## start

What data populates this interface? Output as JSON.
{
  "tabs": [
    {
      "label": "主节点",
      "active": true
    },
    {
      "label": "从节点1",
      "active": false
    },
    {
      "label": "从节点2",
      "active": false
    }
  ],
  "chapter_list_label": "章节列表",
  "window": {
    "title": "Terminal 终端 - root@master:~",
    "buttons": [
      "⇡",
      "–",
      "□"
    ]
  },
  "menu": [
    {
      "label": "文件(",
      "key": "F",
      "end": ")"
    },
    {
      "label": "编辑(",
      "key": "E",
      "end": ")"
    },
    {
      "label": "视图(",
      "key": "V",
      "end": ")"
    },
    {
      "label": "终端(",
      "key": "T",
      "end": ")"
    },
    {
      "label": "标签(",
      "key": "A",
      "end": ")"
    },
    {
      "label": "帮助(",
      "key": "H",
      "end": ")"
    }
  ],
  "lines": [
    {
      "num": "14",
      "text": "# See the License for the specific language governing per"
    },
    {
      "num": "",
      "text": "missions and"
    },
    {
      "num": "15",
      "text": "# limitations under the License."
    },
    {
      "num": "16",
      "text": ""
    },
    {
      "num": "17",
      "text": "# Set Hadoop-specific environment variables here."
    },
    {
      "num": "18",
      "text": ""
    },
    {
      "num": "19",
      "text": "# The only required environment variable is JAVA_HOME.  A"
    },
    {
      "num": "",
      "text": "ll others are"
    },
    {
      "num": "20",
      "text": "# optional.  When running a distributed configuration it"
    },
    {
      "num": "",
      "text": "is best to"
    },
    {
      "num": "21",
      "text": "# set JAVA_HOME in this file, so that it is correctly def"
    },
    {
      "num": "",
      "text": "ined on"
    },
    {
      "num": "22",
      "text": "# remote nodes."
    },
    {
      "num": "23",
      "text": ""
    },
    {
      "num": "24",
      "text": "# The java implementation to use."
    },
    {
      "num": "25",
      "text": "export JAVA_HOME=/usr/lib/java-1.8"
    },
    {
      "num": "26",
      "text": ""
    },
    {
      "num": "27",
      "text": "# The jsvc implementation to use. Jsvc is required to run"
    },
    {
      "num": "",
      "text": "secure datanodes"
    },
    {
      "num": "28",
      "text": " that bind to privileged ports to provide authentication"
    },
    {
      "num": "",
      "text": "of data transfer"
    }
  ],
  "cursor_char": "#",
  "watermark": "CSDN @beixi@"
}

## end

STATED TASK:
Using the listing above, please repeat every entry exactly.

EXERCISE ANSWER:
What data populates this interface? Output as JSON.
{
  "tabs": [
    {
      "label": "主节点",
      "active": true
    },
    {
      "label": "从节点1",
      "active": false
    },
    {
      "label": "从节点2",
      "active": false
    }
  ],
  "chapter_list_label": "章节列表",
  "window": {
    "title": "Terminal 终端 - root@master:~",
    "buttons": [
      "⇡",
      "–",
      "□"
    ]
  },
  "menu": [
    {
      "label": "文件(",
      "key": "F",
      "end": ")"
    },
    {
      "label": "编辑(",
      "key": "E",
      "end": ")"
    },
    {
      "label": "视图(",
      "key": "V",
      "end": ")"
    },
    {
      "label": "终端(",
      "key": "T",
      "end": ")"
    },
    {
      "label": "标签(",
      "key": "A",
      "end": ")"
    },
    {
      "label": "帮助(",
      "key": "H",
      "end": ")"
    }
  ],
  "lines": [
    {
      "num": "14",
      "text": "# See the License for the specific language governing per"
    },
    {
      "num": "",
      "text": "missions and"
    },
    {
      "num": "15",
      "text": "# limitations under the License."
    },
    {
      "num": "16",
      "text": ""
    },
    {
      "num": "17",
      "text": "# Set Hadoop-specific environment variables here."
    },
    {
      "num": "18",
      "text": ""
    },
    {
      "num": "19",
      "text": "# The only required environment variable is JAVA_HOME.  A"
    },
    {
      "num": "",
      "text": "ll others are"
    },
    {
      "num": "20",
      "text": "# optional.  When running a distributed configuration it"
    },
    {
      "num": "",
      "text": "is best to"
    },
    {
      "num": "21",
      "text": "# set JAVA_HOME in this file, so that it is correctly def"
    },
    {
      "num": "",
      "text": "ined on"
    },
    {
      "num": "22",
      "text": "# remote nodes."
    },
    {
      "num": "23",
      "text": ""
    },
    {
      "num": "24",
      "text": "# The java implementation to use."
    },
    {
      "num": "25",
      "text": "export JAVA_HOME=/usr/lib/java-1.8"
    },
    {
      "num": "26",
      "text": ""
    },
    {
      "num": "27",
      "text": "# The jsvc implementation to use. Jsvc is required to run"
    },
    {
      "num": "",
      "text": "secure datanodes"
    },
    {
      "num": "28",
      "text": " that bind to privileged ports to provide authentication"
    },
    {
      "num": "",
      "text": "of data transfer"
    }
  ],
  "cursor_char": "#",
  "watermark": "CSDN @beixi@"
}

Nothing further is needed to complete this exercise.